• **INSTRUCTIONS TO FOLLOW**:
Will you write out the data exactly, excluding every picture?

• **RECORDS FOR PROCESSING**:
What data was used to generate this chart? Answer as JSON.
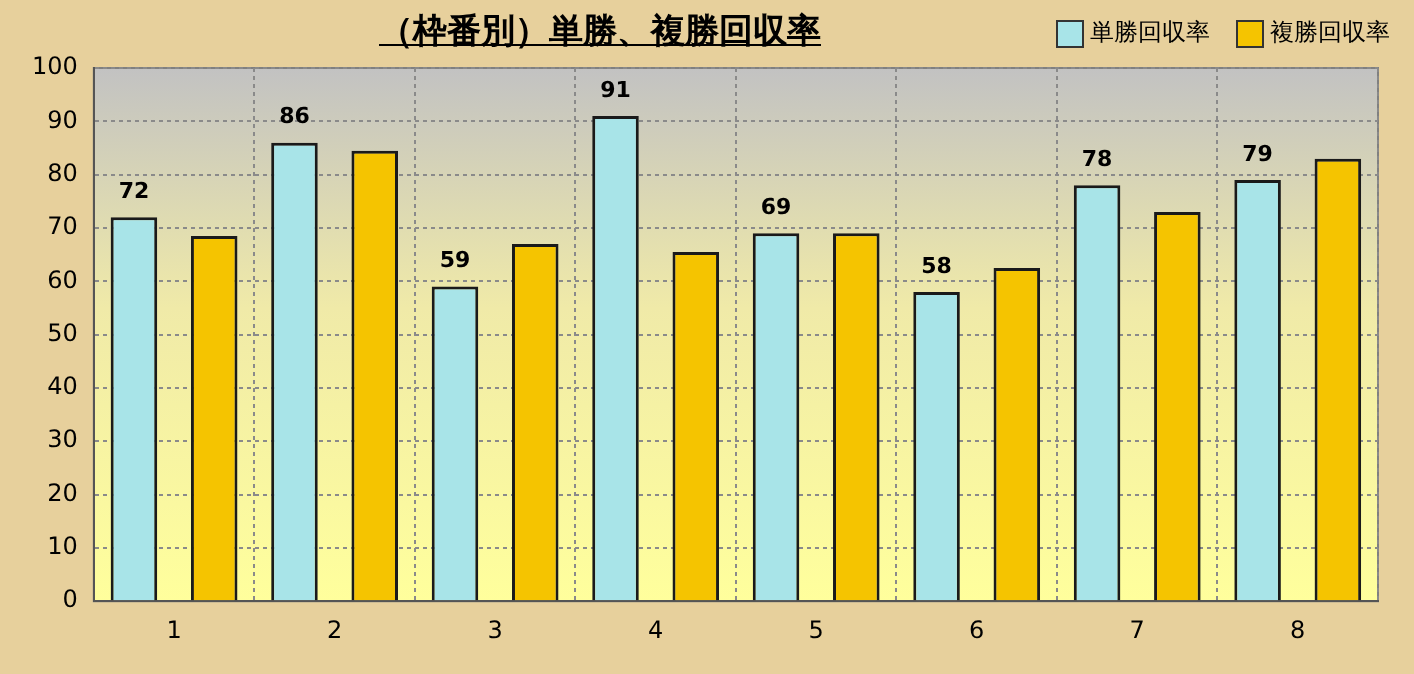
{
  "chart_data": {
    "type": "bar",
    "title": "（枠番別）単勝、複勝回収率",
    "categories": [
      "1",
      "2",
      "3",
      "4",
      "5",
      "6",
      "7",
      "8"
    ],
    "series": [
      {
        "name": "単勝回収率",
        "color": "#a8e4e8",
        "values": [
          72,
          86,
          59,
          91,
          69,
          58,
          78,
          79
        ],
        "value_labels": [
          "72",
          "86",
          "59",
          "91",
          "69",
          "58",
          "78",
          "79"
        ]
      },
      {
        "name": "複勝回収率",
        "color": "#f5c400",
        "values": [
          68.5,
          84.5,
          67,
          65.5,
          69,
          62.5,
          73,
          83
        ]
      }
    ],
    "ylim": [
      0,
      100
    ],
    "yticks": [
      0,
      10,
      20,
      30,
      40,
      50,
      60,
      70,
      80,
      90,
      100
    ],
    "grid": true,
    "legend": "top right"
  }
}
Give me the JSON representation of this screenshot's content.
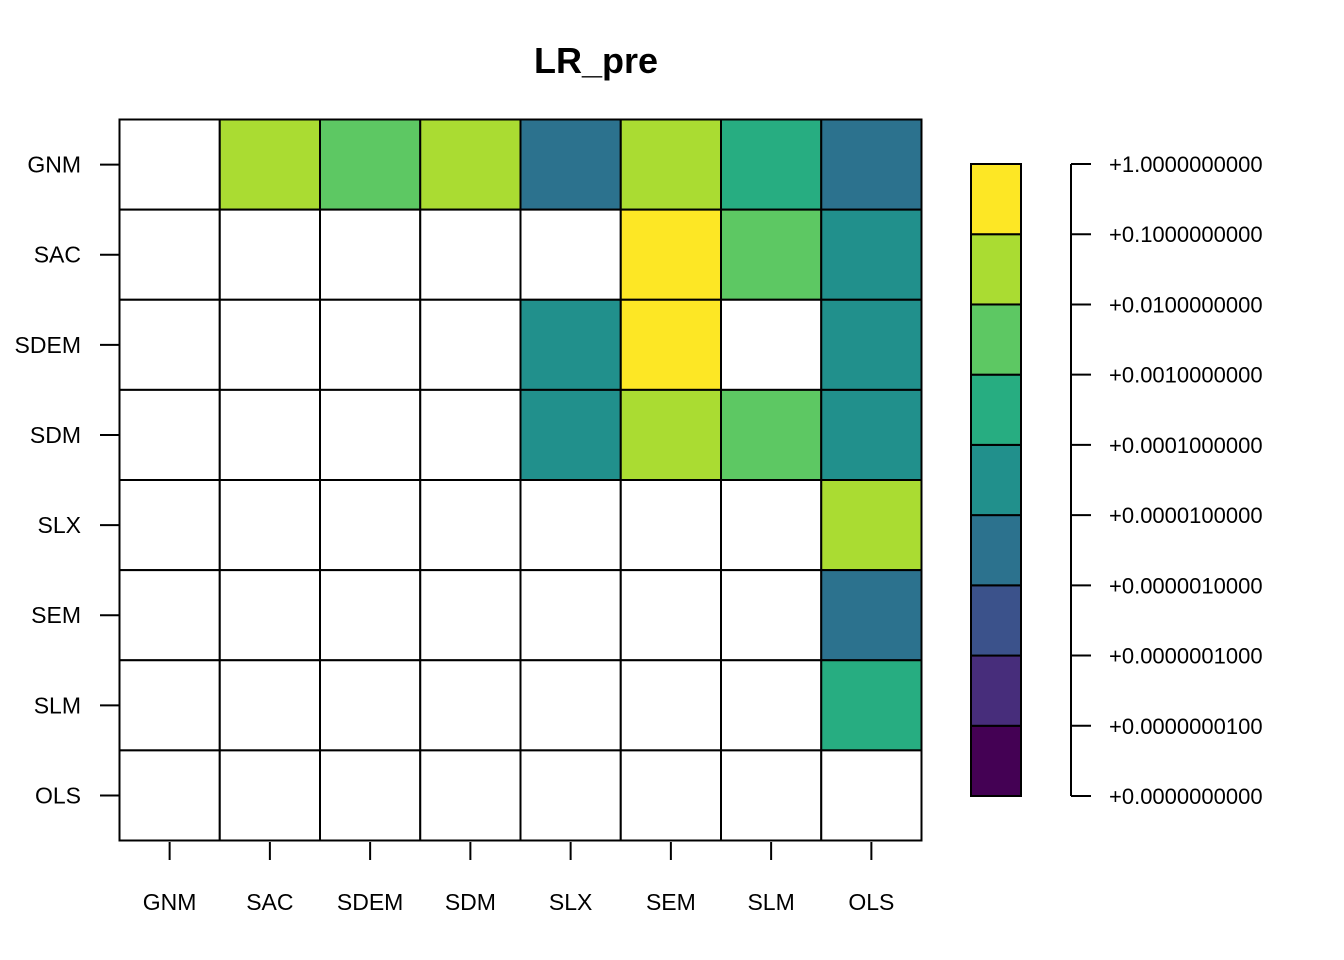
{
  "chart_data": {
    "type": "heatmap",
    "title": "LR_pre",
    "xlabel": "",
    "ylabel": "",
    "x_categories": [
      "GNM",
      "SAC",
      "SDEM",
      "SDM",
      "SLX",
      "SEM",
      "SLM",
      "OLS"
    ],
    "y_categories": [
      "GNM",
      "SAC",
      "SDEM",
      "SDM",
      "SLX",
      "SEM",
      "SLM",
      "OLS"
    ],
    "color_bins": [
      {
        "lower": 0.0,
        "upper": 1e-08,
        "color": "#440154"
      },
      {
        "lower": 1e-08,
        "upper": 1e-07,
        "color": "#472D7B"
      },
      {
        "lower": 1e-07,
        "upper": 1e-06,
        "color": "#3B528B"
      },
      {
        "lower": 1e-06,
        "upper": 1e-05,
        "color": "#2C728E"
      },
      {
        "lower": 1e-05,
        "upper": 0.0001,
        "color": "#21908C"
      },
      {
        "lower": 0.0001,
        "upper": 0.001,
        "color": "#27AD81"
      },
      {
        "lower": 0.001,
        "upper": 0.01,
        "color": "#5DC863"
      },
      {
        "lower": 0.01,
        "upper": 0.1,
        "color": "#AADC32"
      },
      {
        "lower": 0.1,
        "upper": 1.0,
        "color": "#FDE725"
      }
    ],
    "legend_labels": [
      "+1.0000000000",
      "+0.1000000000",
      "+0.0100000000",
      "+0.0010000000",
      "+0.0001000000",
      "+0.0000100000",
      "+0.0000010000",
      "+0.0000001000",
      "+0.0000000100",
      "+0.0000000000"
    ],
    "cell_bins": [
      [
        null,
        7,
        6,
        7,
        3,
        7,
        5,
        3
      ],
      [
        null,
        null,
        null,
        null,
        null,
        8,
        6,
        4
      ],
      [
        null,
        null,
        null,
        null,
        4,
        8,
        null,
        4
      ],
      [
        null,
        null,
        null,
        null,
        4,
        7,
        6,
        4
      ],
      [
        null,
        null,
        null,
        null,
        null,
        null,
        null,
        7
      ],
      [
        null,
        null,
        null,
        null,
        null,
        null,
        null,
        3
      ],
      [
        null,
        null,
        null,
        null,
        null,
        null,
        null,
        5
      ],
      [
        null,
        null,
        null,
        null,
        null,
        null,
        null,
        null
      ]
    ],
    "empty_color": "#FFFFFF",
    "grid": true,
    "legend_position": "right"
  }
}
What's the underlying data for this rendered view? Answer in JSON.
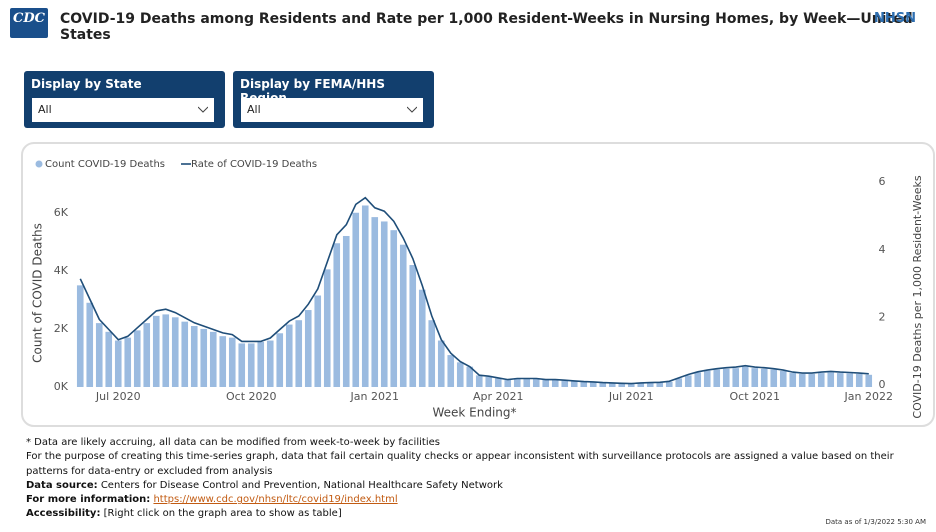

• **RESPONSE**:
What data was used to generate this chart? Answer as JSON.
{
  "chart_data": {
    "type": "bar",
    "title": "（枠番別）単勝、複勝回収率",
    "categories": [
      "1",
      "2",
      "3",
      "4",
      "5",
      "6",
      "7",
      "8"
    ],
    "series": [
      {
        "name": "単勝回収率",
        "color": "#a8e4e8",
        "values": [
          72,
          86,
          59,
          91,
          69,
          58,
          78,
          79
        ],
        "value_labels": [
          "72",
          "86",
          "59",
          "91",
          "69",
          "58",
          "78",
          "79"
        ]
      },
      {
        "name": "複勝回収率",
        "color": "#f5c400",
        "values": [
          68.5,
          84.5,
          67,
          65.5,
          69,
          62.5,
          73,
          83
        ]
      }
    ],
    "ylim": [
      0,
      100
    ],
    "yticks": [
      0,
      10,
      20,
      30,
      40,
      50,
      60,
      70,
      80,
      90,
      100
    ],
    "grid": true,
    "legend": "top right"
  }
}
Give me the JSON representation of this screenshot's content.
{
  "chart_data": {
    "type": "heatmap",
    "title": "LR_pre",
    "xlabel": "",
    "ylabel": "",
    "x_categories": [
      "GNM",
      "SAC",
      "SDEM",
      "SDM",
      "SLX",
      "SEM",
      "SLM",
      "OLS"
    ],
    "y_categories": [
      "GNM",
      "SAC",
      "SDEM",
      "SDM",
      "SLX",
      "SEM",
      "SLM",
      "OLS"
    ],
    "color_bins": [
      {
        "lower": 0.0,
        "upper": 1e-08,
        "color": "#440154"
      },
      {
        "lower": 1e-08,
        "upper": 1e-07,
        "color": "#472D7B"
      },
      {
        "lower": 1e-07,
        "upper": 1e-06,
        "color": "#3B528B"
      },
      {
        "lower": 1e-06,
        "upper": 1e-05,
        "color": "#2C728E"
      },
      {
        "lower": 1e-05,
        "upper": 0.0001,
        "color": "#21908C"
      },
      {
        "lower": 0.0001,
        "upper": 0.001,
        "color": "#27AD81"
      },
      {
        "lower": 0.001,
        "upper": 0.01,
        "color": "#5DC863"
      },
      {
        "lower": 0.01,
        "upper": 0.1,
        "color": "#AADC32"
      },
      {
        "lower": 0.1,
        "upper": 1.0,
        "color": "#FDE725"
      }
    ],
    "legend_labels": [
      "+1.0000000000",
      "+0.1000000000",
      "+0.0100000000",
      "+0.0010000000",
      "+0.0001000000",
      "+0.0000100000",
      "+0.0000010000",
      "+0.0000001000",
      "+0.0000000100",
      "+0.0000000000"
    ],
    "cell_bins": [
      [
        null,
        7,
        6,
        7,
        3,
        7,
        5,
        3
      ],
      [
        null,
        null,
        null,
        null,
        null,
        8,
        6,
        4
      ],
      [
        null,
        null,
        null,
        null,
        4,
        8,
        null,
        4
      ],
      [
        null,
        null,
        null,
        null,
        4,
        7,
        6,
        4
      ],
      [
        null,
        null,
        null,
        null,
        null,
        null,
        null,
        7
      ],
      [
        null,
        null,
        null,
        null,
        null,
        null,
        null,
        3
      ],
      [
        null,
        null,
        null,
        null,
        null,
        null,
        null,
        5
      ],
      [
        null,
        null,
        null,
        null,
        null,
        null,
        null,
        null
      ]
    ],
    "empty_color": "#FFFFFF",
    "grid": true,
    "legend_position": "right"
  }
}
What's the underlying data for this rendered view? Answer in JSON.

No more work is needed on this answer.